REQUIREMENT
Restate the entries below word for word, omitting nothing.

##### EXTRACTED RECORDS #####

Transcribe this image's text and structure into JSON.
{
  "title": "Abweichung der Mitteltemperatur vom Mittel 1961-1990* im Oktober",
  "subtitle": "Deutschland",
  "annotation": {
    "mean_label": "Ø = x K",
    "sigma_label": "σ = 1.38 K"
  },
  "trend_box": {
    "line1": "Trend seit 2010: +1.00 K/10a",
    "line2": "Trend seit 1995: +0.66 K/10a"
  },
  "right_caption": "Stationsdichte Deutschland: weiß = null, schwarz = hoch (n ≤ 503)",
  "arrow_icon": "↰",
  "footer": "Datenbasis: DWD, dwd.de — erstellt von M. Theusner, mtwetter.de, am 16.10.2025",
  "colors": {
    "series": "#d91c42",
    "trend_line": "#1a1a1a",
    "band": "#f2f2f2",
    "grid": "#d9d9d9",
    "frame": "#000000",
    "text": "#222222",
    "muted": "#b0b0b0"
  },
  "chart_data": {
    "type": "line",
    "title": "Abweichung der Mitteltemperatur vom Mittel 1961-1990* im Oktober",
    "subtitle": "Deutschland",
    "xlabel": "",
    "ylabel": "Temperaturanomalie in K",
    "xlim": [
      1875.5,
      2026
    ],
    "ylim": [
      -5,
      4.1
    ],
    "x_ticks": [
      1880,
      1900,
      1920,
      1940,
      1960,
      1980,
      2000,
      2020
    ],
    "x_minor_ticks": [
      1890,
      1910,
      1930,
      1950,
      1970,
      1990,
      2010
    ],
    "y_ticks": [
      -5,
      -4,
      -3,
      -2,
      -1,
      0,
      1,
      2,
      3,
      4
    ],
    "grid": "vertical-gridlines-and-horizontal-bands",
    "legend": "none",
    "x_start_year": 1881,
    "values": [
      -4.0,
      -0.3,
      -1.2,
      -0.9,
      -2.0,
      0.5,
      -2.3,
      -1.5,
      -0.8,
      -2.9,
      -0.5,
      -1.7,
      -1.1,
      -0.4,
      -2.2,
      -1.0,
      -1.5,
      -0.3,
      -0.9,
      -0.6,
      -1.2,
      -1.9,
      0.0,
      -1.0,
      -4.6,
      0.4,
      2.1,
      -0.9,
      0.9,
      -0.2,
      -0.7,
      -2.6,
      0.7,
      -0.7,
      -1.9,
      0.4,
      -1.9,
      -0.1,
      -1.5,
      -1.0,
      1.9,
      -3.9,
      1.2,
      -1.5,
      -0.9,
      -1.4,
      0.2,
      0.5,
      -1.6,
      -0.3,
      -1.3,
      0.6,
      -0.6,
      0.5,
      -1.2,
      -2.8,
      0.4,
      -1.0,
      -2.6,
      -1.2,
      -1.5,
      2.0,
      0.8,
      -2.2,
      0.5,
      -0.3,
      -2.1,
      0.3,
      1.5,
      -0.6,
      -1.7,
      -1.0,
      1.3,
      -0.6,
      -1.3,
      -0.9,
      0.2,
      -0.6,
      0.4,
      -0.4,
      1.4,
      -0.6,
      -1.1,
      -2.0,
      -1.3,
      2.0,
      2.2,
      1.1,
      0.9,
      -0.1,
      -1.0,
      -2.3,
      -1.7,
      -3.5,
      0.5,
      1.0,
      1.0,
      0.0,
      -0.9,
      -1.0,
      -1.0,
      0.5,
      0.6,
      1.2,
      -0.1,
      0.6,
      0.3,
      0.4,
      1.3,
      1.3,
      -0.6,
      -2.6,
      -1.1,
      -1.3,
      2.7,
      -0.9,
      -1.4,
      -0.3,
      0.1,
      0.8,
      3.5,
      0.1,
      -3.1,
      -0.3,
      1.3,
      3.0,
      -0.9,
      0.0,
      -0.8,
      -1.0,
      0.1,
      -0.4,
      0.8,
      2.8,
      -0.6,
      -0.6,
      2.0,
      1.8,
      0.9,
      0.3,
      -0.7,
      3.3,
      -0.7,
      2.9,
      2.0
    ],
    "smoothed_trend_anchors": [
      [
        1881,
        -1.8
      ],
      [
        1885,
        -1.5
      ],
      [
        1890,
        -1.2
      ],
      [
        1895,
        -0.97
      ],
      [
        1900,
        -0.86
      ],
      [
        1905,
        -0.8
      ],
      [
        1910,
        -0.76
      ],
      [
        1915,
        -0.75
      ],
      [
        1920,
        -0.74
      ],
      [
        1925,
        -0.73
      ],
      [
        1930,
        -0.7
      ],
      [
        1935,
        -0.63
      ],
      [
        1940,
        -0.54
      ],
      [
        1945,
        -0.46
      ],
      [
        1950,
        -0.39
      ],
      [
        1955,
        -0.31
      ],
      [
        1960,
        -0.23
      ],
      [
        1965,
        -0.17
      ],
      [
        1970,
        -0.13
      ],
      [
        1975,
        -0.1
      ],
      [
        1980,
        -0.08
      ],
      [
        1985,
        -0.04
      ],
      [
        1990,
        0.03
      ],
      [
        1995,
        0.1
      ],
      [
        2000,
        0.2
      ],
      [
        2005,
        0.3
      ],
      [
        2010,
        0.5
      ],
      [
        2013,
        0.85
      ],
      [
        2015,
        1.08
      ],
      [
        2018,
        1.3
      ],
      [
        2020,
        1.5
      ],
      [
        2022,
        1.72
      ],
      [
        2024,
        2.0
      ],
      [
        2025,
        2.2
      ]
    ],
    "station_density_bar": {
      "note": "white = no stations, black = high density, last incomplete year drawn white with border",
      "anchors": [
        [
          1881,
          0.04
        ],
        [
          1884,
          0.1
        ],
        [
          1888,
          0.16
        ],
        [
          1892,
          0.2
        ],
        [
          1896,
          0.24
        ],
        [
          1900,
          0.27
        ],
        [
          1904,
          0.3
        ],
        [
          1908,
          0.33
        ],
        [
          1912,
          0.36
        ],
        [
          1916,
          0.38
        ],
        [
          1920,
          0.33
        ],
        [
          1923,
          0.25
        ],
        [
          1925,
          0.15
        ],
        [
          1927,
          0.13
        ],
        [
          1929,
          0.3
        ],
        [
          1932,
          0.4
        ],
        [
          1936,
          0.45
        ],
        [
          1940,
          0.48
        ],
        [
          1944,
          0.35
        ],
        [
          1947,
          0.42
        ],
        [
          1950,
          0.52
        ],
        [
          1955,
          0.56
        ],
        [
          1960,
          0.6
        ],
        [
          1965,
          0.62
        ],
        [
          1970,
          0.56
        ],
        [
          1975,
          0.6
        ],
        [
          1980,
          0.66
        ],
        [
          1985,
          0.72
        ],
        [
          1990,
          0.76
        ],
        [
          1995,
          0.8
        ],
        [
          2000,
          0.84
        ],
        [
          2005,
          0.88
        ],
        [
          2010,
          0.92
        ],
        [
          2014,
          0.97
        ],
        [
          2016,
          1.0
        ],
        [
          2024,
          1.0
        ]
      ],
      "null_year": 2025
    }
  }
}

#####

REPLY TO THE EXERCISE
Transcribe this image's text and structure into JSON.
{
  "title": "Abweichung der Mitteltemperatur vom Mittel 1961-1990* im Oktober",
  "subtitle": "Deutschland",
  "annotation": {
    "mean_label": "Ø = x K",
    "sigma_label": "σ = 1.38 K"
  },
  "trend_box": {
    "line1": "Trend seit 2010: +1.00 K/10a",
    "line2": "Trend seit 1995: +0.66 K/10a"
  },
  "right_caption": "Stationsdichte Deutschland: weiß = null, schwarz = hoch (n ≤ 503)",
  "arrow_icon": "↰",
  "footer": "Datenbasis: DWD, dwd.de — erstellt von M. Theusner, mtwetter.de, am 16.10.2025",
  "colors": {
    "series": "#d91c42",
    "trend_line": "#1a1a1a",
    "band": "#f2f2f2",
    "grid": "#d9d9d9",
    "frame": "#000000",
    "text": "#222222",
    "muted": "#b0b0b0"
  },
  "chart_data": {
    "type": "line",
    "title": "Abweichung der Mitteltemperatur vom Mittel 1961-1990* im Oktober",
    "subtitle": "Deutschland",
    "xlabel": "",
    "ylabel": "Temperaturanomalie in K",
    "xlim": [
      1875.5,
      2026
    ],
    "ylim": [
      -5,
      4.1
    ],
    "x_ticks": [
      1880,
      1900,
      1920,
      1940,
      1960,
      1980,
      2000,
      2020
    ],
    "x_minor_ticks": [
      1890,
      1910,
      1930,
      1950,
      1970,
      1990,
      2010
    ],
    "y_ticks": [
      -5,
      -4,
      -3,
      -2,
      -1,
      0,
      1,
      2,
      3,
      4
    ],
    "grid": "vertical-gridlines-and-horizontal-bands",
    "legend": "none",
    "x_start_year": 1881,
    "values": [
      -4.0,
      -0.3,
      -1.2,
      -0.9,
      -2.0,
      0.5,
      -2.3,
      -1.5,
      -0.8,
      -2.9,
      -0.5,
      -1.7,
      -1.1,
      -0.4,
      -2.2,
      -1.0,
      -1.5,
      -0.3,
      -0.9,
      -0.6,
      -1.2,
      -1.9,
      0.0,
      -1.0,
      -4.6,
      0.4,
      2.1,
      -0.9,
      0.9,
      -0.2,
      -0.7,
      -2.6,
      0.7,
      -0.7,
      -1.9,
      0.4,
      -1.9,
      -0.1,
      -1.5,
      -1.0,
      1.9,
      -3.9,
      1.2,
      -1.5,
      -0.9,
      -1.4,
      0.2,
      0.5,
      -1.6,
      -0.3,
      -1.3,
      0.6,
      -0.6,
      0.5,
      -1.2,
      -2.8,
      0.4,
      -1.0,
      -2.6,
      -1.2,
      -1.5,
      2.0,
      0.8,
      -2.2,
      0.5,
      -0.3,
      -2.1,
      0.3,
      1.5,
      -0.6,
      -1.7,
      -1.0,
      1.3,
      -0.6,
      -1.3,
      -0.9,
      0.2,
      -0.6,
      0.4,
      -0.4,
      1.4,
      -0.6,
      -1.1,
      -2.0,
      -1.3,
      2.0,
      2.2,
      1.1,
      0.9,
      -0.1,
      -1.0,
      -2.3,
      -1.7,
      -3.5,
      0.5,
      1.0,
      1.0,
      0.0,
      -0.9,
      -1.0,
      -1.0,
      0.5,
      0.6,
      1.2,
      -0.1,
      0.6,
      0.3,
      0.4,
      1.3,
      1.3,
      -0.6,
      -2.6,
      -1.1,
      -1.3,
      2.7,
      -0.9,
      -1.4,
      -0.3,
      0.1,
      0.8,
      3.5,
      0.1,
      -3.1,
      -0.3,
      1.3,
      3.0,
      -0.9,
      0.0,
      -0.8,
      -1.0,
      0.1,
      -0.4,
      0.8,
      2.8,
      -0.6,
      -0.6,
      2.0,
      1.8,
      0.9,
      0.3,
      -0.7,
      3.3,
      -0.7,
      2.9,
      2.0
    ],
    "smoothed_trend_anchors": [
      [
        1881,
        -1.8
      ],
      [
        1885,
        -1.5
      ],
      [
        1890,
        -1.2
      ],
      [
        1895,
        -0.97
      ],
      [
        1900,
        -0.86
      ],
      [
        1905,
        -0.8
      ],
      [
        1910,
        -0.76
      ],
      [
        1915,
        -0.75
      ],
      [
        1920,
        -0.74
      ],
      [
        1925,
        -0.73
      ],
      [
        1930,
        -0.7
      ],
      [
        1935,
        -0.63
      ],
      [
        1940,
        -0.54
      ],
      [
        1945,
        -0.46
      ],
      [
        1950,
        -0.39
      ],
      [
        1955,
        -0.31
      ],
      [
        1960,
        -0.23
      ],
      [
        1965,
        -0.17
      ],
      [
        1970,
        -0.13
      ],
      [
        1975,
        -0.1
      ],
      [
        1980,
        -0.08
      ],
      [
        1985,
        -0.04
      ],
      [
        1990,
        0.03
      ],
      [
        1995,
        0.1
      ],
      [
        2000,
        0.2
      ],
      [
        2005,
        0.3
      ],
      [
        2010,
        0.5
      ],
      [
        2013,
        0.85
      ],
      [
        2015,
        1.08
      ],
      [
        2018,
        1.3
      ],
      [
        2020,
        1.5
      ],
      [
        2022,
        1.72
      ],
      [
        2024,
        2.0
      ],
      [
        2025,
        2.2
      ]
    ],
    "station_density_bar": {
      "note": "white = no stations, black = high density, last incomplete year drawn white with border",
      "anchors": [
        [
          1881,
          0.04
        ],
        [
          1884,
          0.1
        ],
        [
          1888,
          0.16
        ],
        [
          1892,
          0.2
        ],
        [
          1896,
          0.24
        ],
        [
          1900,
          0.27
        ],
        [
          1904,
          0.3
        ],
        [
          1908,
          0.33
        ],
        [
          1912,
          0.36
        ],
        [
          1916,
          0.38
        ],
        [
          1920,
          0.33
        ],
        [
          1923,
          0.25
        ],
        [
          1925,
          0.15
        ],
        [
          1927,
          0.13
        ],
        [
          1929,
          0.3
        ],
        [
          1932,
          0.4
        ],
        [
          1936,
          0.45
        ],
        [
          1940,
          0.48
        ],
        [
          1944,
          0.35
        ],
        [
          1947,
          0.42
        ],
        [
          1950,
          0.52
        ],
        [
          1955,
          0.56
        ],
        [
          1960,
          0.6
        ],
        [
          1965,
          0.62
        ],
        [
          1970,
          0.56
        ],
        [
          1975,
          0.6
        ],
        [
          1980,
          0.66
        ],
        [
          1985,
          0.72
        ],
        [
          1990,
          0.76
        ],
        [
          1995,
          0.8
        ],
        [
          2000,
          0.84
        ],
        [
          2005,
          0.88
        ],
        [
          2010,
          0.92
        ],
        [
          2014,
          0.97
        ],
        [
          2016,
          1.0
        ],
        [
          2024,
          1.0
        ]
      ],
      "null_year": 2025
    }
  }
}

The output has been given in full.